[Figure record listings]
################
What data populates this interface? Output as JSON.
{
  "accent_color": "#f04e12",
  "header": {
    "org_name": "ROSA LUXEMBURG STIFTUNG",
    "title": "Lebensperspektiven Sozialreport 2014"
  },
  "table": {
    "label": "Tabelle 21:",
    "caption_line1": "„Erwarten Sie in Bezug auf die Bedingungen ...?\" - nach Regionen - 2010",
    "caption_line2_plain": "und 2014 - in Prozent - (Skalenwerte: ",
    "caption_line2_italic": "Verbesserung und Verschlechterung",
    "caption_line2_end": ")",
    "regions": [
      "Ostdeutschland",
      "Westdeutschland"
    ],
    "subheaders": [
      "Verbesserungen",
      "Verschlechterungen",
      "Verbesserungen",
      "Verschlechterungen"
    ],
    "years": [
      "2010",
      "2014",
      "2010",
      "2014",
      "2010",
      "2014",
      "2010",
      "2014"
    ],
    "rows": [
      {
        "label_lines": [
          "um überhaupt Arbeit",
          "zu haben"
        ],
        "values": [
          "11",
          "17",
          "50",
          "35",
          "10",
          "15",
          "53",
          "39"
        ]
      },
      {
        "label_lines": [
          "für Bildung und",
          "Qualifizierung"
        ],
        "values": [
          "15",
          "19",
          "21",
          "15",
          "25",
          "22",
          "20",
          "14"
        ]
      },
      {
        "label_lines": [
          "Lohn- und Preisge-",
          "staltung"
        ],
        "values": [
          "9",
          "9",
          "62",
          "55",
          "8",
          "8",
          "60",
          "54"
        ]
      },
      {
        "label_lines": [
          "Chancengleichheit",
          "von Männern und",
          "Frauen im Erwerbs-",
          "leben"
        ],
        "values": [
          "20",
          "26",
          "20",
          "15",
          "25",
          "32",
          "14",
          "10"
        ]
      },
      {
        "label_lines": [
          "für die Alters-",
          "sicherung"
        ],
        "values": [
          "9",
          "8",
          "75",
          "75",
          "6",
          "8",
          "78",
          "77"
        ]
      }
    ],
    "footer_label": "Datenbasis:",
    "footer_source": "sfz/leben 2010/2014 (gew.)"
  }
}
################
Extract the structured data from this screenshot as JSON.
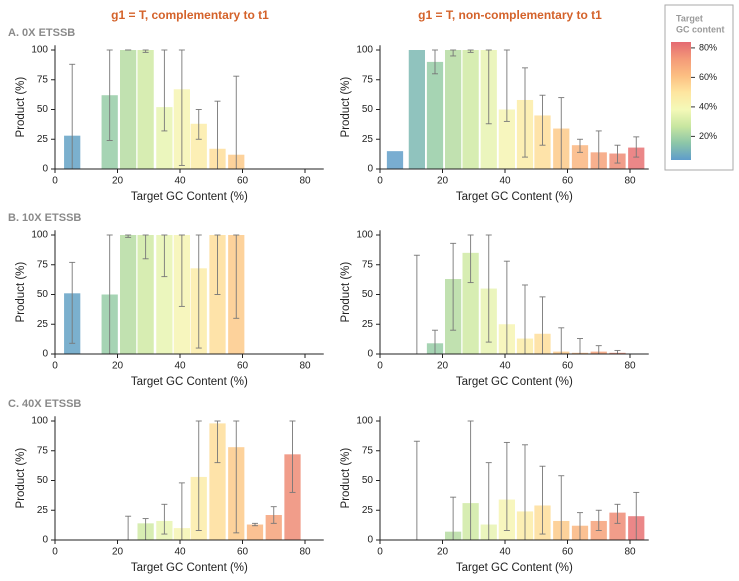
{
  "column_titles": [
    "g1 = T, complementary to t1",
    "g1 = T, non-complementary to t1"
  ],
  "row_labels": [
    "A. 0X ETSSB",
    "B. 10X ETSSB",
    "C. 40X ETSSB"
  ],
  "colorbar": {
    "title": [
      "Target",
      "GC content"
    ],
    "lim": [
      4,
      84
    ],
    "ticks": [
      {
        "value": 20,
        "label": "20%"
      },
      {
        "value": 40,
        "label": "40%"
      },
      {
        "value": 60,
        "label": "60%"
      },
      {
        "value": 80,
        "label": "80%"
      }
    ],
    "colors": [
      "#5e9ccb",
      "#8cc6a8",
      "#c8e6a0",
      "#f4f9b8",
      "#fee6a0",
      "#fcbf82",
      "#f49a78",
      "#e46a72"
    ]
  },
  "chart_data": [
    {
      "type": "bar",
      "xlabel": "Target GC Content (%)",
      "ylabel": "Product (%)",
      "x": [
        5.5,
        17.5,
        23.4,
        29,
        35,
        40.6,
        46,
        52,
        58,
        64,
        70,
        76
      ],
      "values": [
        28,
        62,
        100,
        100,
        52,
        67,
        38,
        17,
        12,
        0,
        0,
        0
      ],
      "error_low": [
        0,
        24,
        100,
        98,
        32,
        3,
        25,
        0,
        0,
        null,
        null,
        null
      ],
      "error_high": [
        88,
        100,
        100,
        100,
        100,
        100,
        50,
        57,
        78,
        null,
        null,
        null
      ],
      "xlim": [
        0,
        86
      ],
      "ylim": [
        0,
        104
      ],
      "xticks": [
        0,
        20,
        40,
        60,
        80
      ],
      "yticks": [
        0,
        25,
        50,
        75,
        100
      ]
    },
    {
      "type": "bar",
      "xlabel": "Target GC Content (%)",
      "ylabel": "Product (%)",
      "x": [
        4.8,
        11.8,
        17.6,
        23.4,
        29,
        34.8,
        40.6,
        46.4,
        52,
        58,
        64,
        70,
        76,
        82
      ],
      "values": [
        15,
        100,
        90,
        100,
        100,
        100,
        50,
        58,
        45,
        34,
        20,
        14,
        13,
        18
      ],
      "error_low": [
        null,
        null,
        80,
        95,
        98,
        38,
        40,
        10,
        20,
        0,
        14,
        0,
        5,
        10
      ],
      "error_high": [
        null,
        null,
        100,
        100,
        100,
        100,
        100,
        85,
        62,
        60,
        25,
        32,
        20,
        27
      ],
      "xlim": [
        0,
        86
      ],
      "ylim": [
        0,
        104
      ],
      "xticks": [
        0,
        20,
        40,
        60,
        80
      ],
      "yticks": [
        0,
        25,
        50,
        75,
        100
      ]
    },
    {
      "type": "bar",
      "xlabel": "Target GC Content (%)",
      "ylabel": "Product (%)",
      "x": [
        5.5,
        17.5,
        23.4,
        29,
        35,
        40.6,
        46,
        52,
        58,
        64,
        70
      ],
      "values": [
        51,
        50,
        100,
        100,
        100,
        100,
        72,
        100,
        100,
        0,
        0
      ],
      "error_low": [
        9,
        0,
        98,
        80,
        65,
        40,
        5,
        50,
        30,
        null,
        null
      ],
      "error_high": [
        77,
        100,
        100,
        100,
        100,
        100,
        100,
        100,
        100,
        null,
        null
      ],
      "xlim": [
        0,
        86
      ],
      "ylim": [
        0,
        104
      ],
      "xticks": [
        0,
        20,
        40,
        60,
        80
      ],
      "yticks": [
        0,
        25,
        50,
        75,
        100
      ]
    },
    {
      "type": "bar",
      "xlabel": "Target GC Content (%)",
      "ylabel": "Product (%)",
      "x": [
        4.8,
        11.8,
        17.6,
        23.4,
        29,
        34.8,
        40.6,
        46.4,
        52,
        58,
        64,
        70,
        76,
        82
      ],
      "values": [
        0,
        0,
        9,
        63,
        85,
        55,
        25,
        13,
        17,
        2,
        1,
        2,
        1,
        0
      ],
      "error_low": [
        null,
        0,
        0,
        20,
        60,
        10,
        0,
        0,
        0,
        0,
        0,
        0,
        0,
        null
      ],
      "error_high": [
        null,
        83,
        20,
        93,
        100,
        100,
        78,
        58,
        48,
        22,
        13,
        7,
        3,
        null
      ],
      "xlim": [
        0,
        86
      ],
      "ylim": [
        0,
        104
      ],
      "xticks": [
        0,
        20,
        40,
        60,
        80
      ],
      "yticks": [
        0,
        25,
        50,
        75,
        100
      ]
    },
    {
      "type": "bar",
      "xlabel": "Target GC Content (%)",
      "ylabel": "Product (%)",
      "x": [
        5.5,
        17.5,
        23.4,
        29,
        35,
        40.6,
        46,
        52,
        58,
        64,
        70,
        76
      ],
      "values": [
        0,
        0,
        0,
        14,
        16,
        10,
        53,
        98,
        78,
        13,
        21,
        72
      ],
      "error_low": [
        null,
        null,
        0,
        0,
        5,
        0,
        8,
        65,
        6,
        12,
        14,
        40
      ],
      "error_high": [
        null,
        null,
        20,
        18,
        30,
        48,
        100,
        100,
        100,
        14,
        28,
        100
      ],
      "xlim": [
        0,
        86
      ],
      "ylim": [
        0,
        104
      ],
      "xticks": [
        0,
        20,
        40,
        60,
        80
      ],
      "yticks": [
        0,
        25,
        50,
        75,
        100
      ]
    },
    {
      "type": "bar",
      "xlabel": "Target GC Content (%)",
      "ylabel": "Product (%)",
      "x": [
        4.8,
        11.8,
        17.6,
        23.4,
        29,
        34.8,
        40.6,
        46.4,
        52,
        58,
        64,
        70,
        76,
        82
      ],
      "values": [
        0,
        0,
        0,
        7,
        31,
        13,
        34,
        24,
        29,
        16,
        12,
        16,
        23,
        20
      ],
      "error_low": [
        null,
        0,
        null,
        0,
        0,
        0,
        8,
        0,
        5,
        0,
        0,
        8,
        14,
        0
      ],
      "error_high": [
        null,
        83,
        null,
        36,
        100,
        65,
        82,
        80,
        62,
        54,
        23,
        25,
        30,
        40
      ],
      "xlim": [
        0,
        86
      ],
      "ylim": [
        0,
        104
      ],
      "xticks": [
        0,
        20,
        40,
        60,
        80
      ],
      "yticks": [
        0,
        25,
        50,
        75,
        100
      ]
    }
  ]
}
################
**TASK GOAL**
Look through the material above and work out how many of its lines contain "Verschlechterungen". State the number only.

**EXERCISE ANSWER**
2